** start of Supplied material **

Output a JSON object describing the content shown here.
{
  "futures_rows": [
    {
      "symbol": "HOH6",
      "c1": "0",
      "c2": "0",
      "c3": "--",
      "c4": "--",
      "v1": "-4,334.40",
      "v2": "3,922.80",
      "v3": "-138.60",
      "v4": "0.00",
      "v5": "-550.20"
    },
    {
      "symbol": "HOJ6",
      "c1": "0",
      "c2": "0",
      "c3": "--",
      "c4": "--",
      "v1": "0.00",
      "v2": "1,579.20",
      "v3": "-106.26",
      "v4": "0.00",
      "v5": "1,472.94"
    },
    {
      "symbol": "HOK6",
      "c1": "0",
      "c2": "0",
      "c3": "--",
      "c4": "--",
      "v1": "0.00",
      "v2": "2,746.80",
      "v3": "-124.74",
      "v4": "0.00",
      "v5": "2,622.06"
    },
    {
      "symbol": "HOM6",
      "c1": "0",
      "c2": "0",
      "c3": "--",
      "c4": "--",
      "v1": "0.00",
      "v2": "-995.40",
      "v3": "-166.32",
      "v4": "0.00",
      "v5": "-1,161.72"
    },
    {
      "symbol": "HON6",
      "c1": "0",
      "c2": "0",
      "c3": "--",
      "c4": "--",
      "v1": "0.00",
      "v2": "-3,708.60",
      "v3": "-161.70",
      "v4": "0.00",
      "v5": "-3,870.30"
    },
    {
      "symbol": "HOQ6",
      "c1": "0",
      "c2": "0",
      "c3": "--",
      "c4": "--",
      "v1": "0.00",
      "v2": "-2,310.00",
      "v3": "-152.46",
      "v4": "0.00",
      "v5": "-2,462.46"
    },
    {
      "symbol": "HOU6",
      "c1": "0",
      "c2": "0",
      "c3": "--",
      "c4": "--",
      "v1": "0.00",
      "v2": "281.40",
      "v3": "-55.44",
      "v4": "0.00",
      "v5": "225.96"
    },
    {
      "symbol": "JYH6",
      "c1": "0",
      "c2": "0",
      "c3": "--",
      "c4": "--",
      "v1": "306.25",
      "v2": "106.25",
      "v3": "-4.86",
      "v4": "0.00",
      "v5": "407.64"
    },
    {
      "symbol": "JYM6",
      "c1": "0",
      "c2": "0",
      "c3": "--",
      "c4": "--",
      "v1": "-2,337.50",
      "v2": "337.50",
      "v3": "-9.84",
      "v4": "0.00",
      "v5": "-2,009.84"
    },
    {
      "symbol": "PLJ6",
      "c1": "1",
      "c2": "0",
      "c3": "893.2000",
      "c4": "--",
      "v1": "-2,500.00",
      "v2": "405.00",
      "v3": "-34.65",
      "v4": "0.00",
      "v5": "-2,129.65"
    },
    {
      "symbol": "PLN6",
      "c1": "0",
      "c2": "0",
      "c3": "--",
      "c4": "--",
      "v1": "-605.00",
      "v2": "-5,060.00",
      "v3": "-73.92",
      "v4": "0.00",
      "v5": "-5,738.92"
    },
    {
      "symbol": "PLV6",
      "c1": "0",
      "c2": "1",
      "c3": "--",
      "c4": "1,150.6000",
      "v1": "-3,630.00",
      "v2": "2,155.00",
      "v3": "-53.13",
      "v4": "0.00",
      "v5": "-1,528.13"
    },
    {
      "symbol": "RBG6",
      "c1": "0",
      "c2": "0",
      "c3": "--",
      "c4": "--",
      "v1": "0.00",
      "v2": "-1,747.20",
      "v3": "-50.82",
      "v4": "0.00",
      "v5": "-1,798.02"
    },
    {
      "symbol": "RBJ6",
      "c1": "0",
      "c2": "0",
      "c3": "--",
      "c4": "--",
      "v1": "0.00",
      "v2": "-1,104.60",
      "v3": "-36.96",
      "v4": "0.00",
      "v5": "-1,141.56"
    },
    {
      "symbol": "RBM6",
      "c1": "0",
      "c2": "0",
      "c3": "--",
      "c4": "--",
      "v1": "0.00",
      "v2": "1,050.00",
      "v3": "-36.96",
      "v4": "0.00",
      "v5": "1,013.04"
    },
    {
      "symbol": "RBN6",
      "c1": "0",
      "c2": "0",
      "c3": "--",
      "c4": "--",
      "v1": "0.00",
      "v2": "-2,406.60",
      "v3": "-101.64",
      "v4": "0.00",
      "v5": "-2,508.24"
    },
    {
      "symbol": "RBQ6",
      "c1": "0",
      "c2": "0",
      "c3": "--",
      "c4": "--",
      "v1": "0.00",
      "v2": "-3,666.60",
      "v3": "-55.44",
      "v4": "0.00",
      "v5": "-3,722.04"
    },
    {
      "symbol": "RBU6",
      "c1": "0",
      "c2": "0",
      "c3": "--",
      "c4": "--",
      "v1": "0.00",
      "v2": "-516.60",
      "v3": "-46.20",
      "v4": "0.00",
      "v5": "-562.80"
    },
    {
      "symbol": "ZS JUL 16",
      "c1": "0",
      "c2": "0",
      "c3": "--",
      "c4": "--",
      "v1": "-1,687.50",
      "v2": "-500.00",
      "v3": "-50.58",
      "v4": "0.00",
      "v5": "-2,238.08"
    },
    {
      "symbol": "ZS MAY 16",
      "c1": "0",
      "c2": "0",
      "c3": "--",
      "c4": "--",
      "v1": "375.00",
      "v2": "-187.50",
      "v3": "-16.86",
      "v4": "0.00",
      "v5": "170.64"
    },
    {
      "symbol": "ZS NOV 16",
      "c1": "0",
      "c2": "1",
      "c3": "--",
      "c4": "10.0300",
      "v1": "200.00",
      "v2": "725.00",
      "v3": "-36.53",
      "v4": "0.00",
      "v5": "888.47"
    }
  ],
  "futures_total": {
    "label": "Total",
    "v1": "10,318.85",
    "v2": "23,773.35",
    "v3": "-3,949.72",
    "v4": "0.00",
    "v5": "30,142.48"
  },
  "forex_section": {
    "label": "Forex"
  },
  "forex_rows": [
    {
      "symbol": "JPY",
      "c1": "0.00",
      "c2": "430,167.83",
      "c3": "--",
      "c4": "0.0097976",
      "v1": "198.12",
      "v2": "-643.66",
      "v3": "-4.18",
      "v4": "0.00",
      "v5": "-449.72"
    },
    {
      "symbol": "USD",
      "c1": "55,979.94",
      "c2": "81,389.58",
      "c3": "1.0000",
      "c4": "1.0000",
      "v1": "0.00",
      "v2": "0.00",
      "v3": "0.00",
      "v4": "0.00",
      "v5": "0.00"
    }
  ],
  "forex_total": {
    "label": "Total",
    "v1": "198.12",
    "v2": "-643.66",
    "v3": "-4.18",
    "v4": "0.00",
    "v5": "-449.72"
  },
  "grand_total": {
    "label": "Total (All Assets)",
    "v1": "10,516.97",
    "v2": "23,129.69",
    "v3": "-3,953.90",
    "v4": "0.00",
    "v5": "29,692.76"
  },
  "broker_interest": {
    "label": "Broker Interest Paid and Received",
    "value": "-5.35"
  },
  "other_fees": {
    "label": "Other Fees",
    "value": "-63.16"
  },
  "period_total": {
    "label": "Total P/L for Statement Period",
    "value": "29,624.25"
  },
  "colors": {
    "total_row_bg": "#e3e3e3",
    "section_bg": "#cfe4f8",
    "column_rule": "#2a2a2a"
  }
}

** end of Supplied material **

Reproduce each line verbatim.

Result of this task >>
Output a JSON object describing the content shown here.
{
  "futures_rows": [
    {
      "symbol": "HOH6",
      "c1": "0",
      "c2": "0",
      "c3": "--",
      "c4": "--",
      "v1": "-4,334.40",
      "v2": "3,922.80",
      "v3": "-138.60",
      "v4": "0.00",
      "v5": "-550.20"
    },
    {
      "symbol": "HOJ6",
      "c1": "0",
      "c2": "0",
      "c3": "--",
      "c4": "--",
      "v1": "0.00",
      "v2": "1,579.20",
      "v3": "-106.26",
      "v4": "0.00",
      "v5": "1,472.94"
    },
    {
      "symbol": "HOK6",
      "c1": "0",
      "c2": "0",
      "c3": "--",
      "c4": "--",
      "v1": "0.00",
      "v2": "2,746.80",
      "v3": "-124.74",
      "v4": "0.00",
      "v5": "2,622.06"
    },
    {
      "symbol": "HOM6",
      "c1": "0",
      "c2": "0",
      "c3": "--",
      "c4": "--",
      "v1": "0.00",
      "v2": "-995.40",
      "v3": "-166.32",
      "v4": "0.00",
      "v5": "-1,161.72"
    },
    {
      "symbol": "HON6",
      "c1": "0",
      "c2": "0",
      "c3": "--",
      "c4": "--",
      "v1": "0.00",
      "v2": "-3,708.60",
      "v3": "-161.70",
      "v4": "0.00",
      "v5": "-3,870.30"
    },
    {
      "symbol": "HOQ6",
      "c1": "0",
      "c2": "0",
      "c3": "--",
      "c4": "--",
      "v1": "0.00",
      "v2": "-2,310.00",
      "v3": "-152.46",
      "v4": "0.00",
      "v5": "-2,462.46"
    },
    {
      "symbol": "HOU6",
      "c1": "0",
      "c2": "0",
      "c3": "--",
      "c4": "--",
      "v1": "0.00",
      "v2": "281.40",
      "v3": "-55.44",
      "v4": "0.00",
      "v5": "225.96"
    },
    {
      "symbol": "JYH6",
      "c1": "0",
      "c2": "0",
      "c3": "--",
      "c4": "--",
      "v1": "306.25",
      "v2": "106.25",
      "v3": "-4.86",
      "v4": "0.00",
      "v5": "407.64"
    },
    {
      "symbol": "JYM6",
      "c1": "0",
      "c2": "0",
      "c3": "--",
      "c4": "--",
      "v1": "-2,337.50",
      "v2": "337.50",
      "v3": "-9.84",
      "v4": "0.00",
      "v5": "-2,009.84"
    },
    {
      "symbol": "PLJ6",
      "c1": "1",
      "c2": "0",
      "c3": "893.2000",
      "c4": "--",
      "v1": "-2,500.00",
      "v2": "405.00",
      "v3": "-34.65",
      "v4": "0.00",
      "v5": "-2,129.65"
    },
    {
      "symbol": "PLN6",
      "c1": "0",
      "c2": "0",
      "c3": "--",
      "c4": "--",
      "v1": "-605.00",
      "v2": "-5,060.00",
      "v3": "-73.92",
      "v4": "0.00",
      "v5": "-5,738.92"
    },
    {
      "symbol": "PLV6",
      "c1": "0",
      "c2": "1",
      "c3": "--",
      "c4": "1,150.6000",
      "v1": "-3,630.00",
      "v2": "2,155.00",
      "v3": "-53.13",
      "v4": "0.00",
      "v5": "-1,528.13"
    },
    {
      "symbol": "RBG6",
      "c1": "0",
      "c2": "0",
      "c3": "--",
      "c4": "--",
      "v1": "0.00",
      "v2": "-1,747.20",
      "v3": "-50.82",
      "v4": "0.00",
      "v5": "-1,798.02"
    },
    {
      "symbol": "RBJ6",
      "c1": "0",
      "c2": "0",
      "c3": "--",
      "c4": "--",
      "v1": "0.00",
      "v2": "-1,104.60",
      "v3": "-36.96",
      "v4": "0.00",
      "v5": "-1,141.56"
    },
    {
      "symbol": "RBM6",
      "c1": "0",
      "c2": "0",
      "c3": "--",
      "c4": "--",
      "v1": "0.00",
      "v2": "1,050.00",
      "v3": "-36.96",
      "v4": "0.00",
      "v5": "1,013.04"
    },
    {
      "symbol": "RBN6",
      "c1": "0",
      "c2": "0",
      "c3": "--",
      "c4": "--",
      "v1": "0.00",
      "v2": "-2,406.60",
      "v3": "-101.64",
      "v4": "0.00",
      "v5": "-2,508.24"
    },
    {
      "symbol": "RBQ6",
      "c1": "0",
      "c2": "0",
      "c3": "--",
      "c4": "--",
      "v1": "0.00",
      "v2": "-3,666.60",
      "v3": "-55.44",
      "v4": "0.00",
      "v5": "-3,722.04"
    },
    {
      "symbol": "RBU6",
      "c1": "0",
      "c2": "0",
      "c3": "--",
      "c4": "--",
      "v1": "0.00",
      "v2": "-516.60",
      "v3": "-46.20",
      "v4": "0.00",
      "v5": "-562.80"
    },
    {
      "symbol": "ZS JUL 16",
      "c1": "0",
      "c2": "0",
      "c3": "--",
      "c4": "--",
      "v1": "-1,687.50",
      "v2": "-500.00",
      "v3": "-50.58",
      "v4": "0.00",
      "v5": "-2,238.08"
    },
    {
      "symbol": "ZS MAY 16",
      "c1": "0",
      "c2": "0",
      "c3": "--",
      "c4": "--",
      "v1": "375.00",
      "v2": "-187.50",
      "v3": "-16.86",
      "v4": "0.00",
      "v5": "170.64"
    },
    {
      "symbol": "ZS NOV 16",
      "c1": "0",
      "c2": "1",
      "c3": "--",
      "c4": "10.0300",
      "v1": "200.00",
      "v2": "725.00",
      "v3": "-36.53",
      "v4": "0.00",
      "v5": "888.47"
    }
  ],
  "futures_total": {
    "label": "Total",
    "v1": "10,318.85",
    "v2": "23,773.35",
    "v3": "-3,949.72",
    "v4": "0.00",
    "v5": "30,142.48"
  },
  "forex_section": {
    "label": "Forex"
  },
  "forex_rows": [
    {
      "symbol": "JPY",
      "c1": "0.00",
      "c2": "430,167.83",
      "c3": "--",
      "c4": "0.0097976",
      "v1": "198.12",
      "v2": "-643.66",
      "v3": "-4.18",
      "v4": "0.00",
      "v5": "-449.72"
    },
    {
      "symbol": "USD",
      "c1": "55,979.94",
      "c2": "81,389.58",
      "c3": "1.0000",
      "c4": "1.0000",
      "v1": "0.00",
      "v2": "0.00",
      "v3": "0.00",
      "v4": "0.00",
      "v5": "0.00"
    }
  ],
  "forex_total": {
    "label": "Total",
    "v1": "198.12",
    "v2": "-643.66",
    "v3": "-4.18",
    "v4": "0.00",
    "v5": "-449.72"
  },
  "grand_total": {
    "label": "Total (All Assets)",
    "v1": "10,516.97",
    "v2": "23,129.69",
    "v3": "-3,953.90",
    "v4": "0.00",
    "v5": "29,692.76"
  },
  "broker_interest": {
    "label": "Broker Interest Paid and Received",
    "value": "-5.35"
  },
  "other_fees": {
    "label": "Other Fees",
    "value": "-63.16"
  },
  "period_total": {
    "label": "Total P/L for Statement Period",
    "value": "29,624.25"
  },
  "colors": {
    "total_row_bg": "#e3e3e3",
    "section_bg": "#cfe4f8",
    "column_rule": "#2a2a2a"
  }
}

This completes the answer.